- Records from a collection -
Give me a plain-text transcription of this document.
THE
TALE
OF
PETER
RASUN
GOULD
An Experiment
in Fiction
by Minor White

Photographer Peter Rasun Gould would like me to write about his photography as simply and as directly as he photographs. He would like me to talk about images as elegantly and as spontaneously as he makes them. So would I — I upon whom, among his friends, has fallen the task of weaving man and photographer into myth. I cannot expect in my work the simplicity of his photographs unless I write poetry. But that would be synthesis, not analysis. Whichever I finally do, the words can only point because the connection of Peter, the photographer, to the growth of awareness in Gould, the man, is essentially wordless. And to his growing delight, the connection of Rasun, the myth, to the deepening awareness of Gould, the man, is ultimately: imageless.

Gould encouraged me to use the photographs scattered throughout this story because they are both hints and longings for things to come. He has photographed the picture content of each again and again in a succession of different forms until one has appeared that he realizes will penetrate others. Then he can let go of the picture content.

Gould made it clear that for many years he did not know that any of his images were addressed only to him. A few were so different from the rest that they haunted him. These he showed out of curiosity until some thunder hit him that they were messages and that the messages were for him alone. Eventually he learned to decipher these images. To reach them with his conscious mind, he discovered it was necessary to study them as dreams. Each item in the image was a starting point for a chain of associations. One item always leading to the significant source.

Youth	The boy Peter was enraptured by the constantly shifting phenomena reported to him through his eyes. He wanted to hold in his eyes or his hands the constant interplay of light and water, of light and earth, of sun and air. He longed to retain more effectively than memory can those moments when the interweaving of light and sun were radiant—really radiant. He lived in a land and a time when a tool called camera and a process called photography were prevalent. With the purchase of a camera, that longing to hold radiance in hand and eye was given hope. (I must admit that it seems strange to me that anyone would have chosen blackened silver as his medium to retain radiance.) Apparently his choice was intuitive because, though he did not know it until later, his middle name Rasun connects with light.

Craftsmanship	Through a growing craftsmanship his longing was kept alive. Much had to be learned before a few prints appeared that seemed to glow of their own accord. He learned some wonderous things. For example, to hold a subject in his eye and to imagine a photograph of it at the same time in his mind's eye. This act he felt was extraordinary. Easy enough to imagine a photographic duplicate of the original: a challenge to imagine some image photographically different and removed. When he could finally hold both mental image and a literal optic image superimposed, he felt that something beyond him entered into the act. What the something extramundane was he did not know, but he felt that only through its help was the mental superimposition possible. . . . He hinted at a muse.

- What the task requires -
Within the data above, pick out all lines holding the word "appeared".

- Result below -
Gould encouraged me to use the photographs scattered throughout this story because they are both hints and longings for things to come. He has photographed the picture content of each again and again in a succession of different forms until one has appeared that he realizes will penetrate others. Then he can let go of the picture content.
Craftsmanship	Through a growing craftsmanship his longing was kept alive. Much had to be learned before a few prints appeared that seemed to glow of their own accord. He learned some wonderous things. For example, to hold a subject in his eye and to imagine a photograph of it at the same time in his mind's eye. This act he felt was extraordinary. Easy enough to imagine a photographic duplicate of the original: a challenge to imagine some image photographically different and removed. When he could finally hold both mental image and a literal optic image superimposed, he felt that something beyond him entered into the act. What the something extramundane was he did not know, but he felt that only through its help was the mental superimposition possible. . . . He hinted at a muse.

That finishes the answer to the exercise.